>> start
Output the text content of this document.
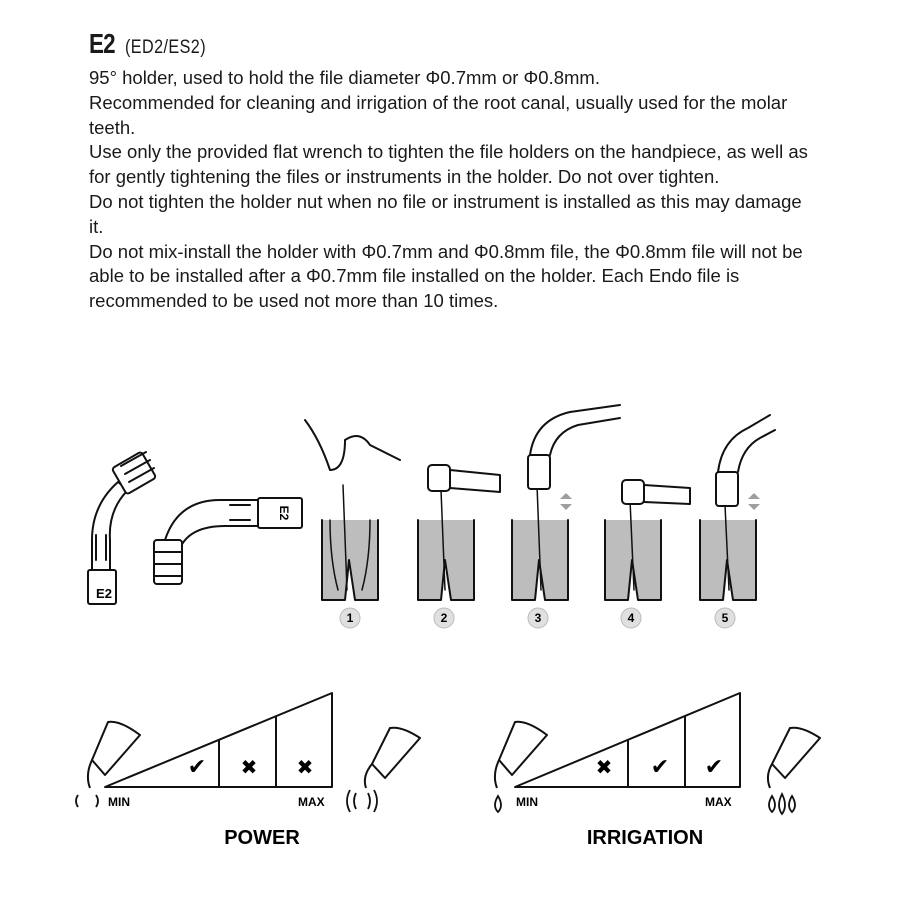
E2 (ED2/ES2)

95° holder, used to hold the file diameter Φ0.7mm or Φ0.8mm.

Recommended for cleaning and irrigation of the root canal, usually used for the molar teeth.

Use only the provided flat wrench to tighten the file holders on the handpiece, as well as for gently tightening the files or instruments in the holder. Do not over tighten.

Do not tighten the holder nut when no file or instrument is installed as this may damage it.

Do not mix-install the holder with Φ0.7mm and Φ0.8mm file, the Φ0.8mm file will not be able to be installed after a Φ0.7mm file installed on the holder. Each Endo file is recommended to be used not more than 10 times.

E2
E2
1	2	3	4	5
✔ ✖ ✖
MIN	MAX
POWER
✖ ✔ ✔
MIN	MAX
IRRIGATION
>> end
GOAL >>
Reproduce the whole listing above word for word, but not its pictures.

OUTPUT >>
Output the text content of this document.
E2 (ED2/ES2)

95° holder, used to hold the file diameter Φ0.7mm or Φ0.8mm.

Recommended for cleaning and irrigation of the root canal, usually used for the molar teeth.

Use only the provided flat wrench to tighten the file holders on the handpiece, as well as for gently tightening the files or instruments in the holder. Do not over tighten.

Do not tighten the holder nut when no file or instrument is installed as this may damage it.

Do not mix-install the holder with Φ0.7mm and Φ0.8mm file, the Φ0.8mm file will not be able to be installed after a Φ0.7mm file installed on the holder. Each Endo file is recommended to be used not more than 10 times.

E2
E2
1	2	3	4	5
✔ ✖ ✖
MIN	MAX
POWER
✖ ✔ ✔
MIN	MAX
IRRIGATION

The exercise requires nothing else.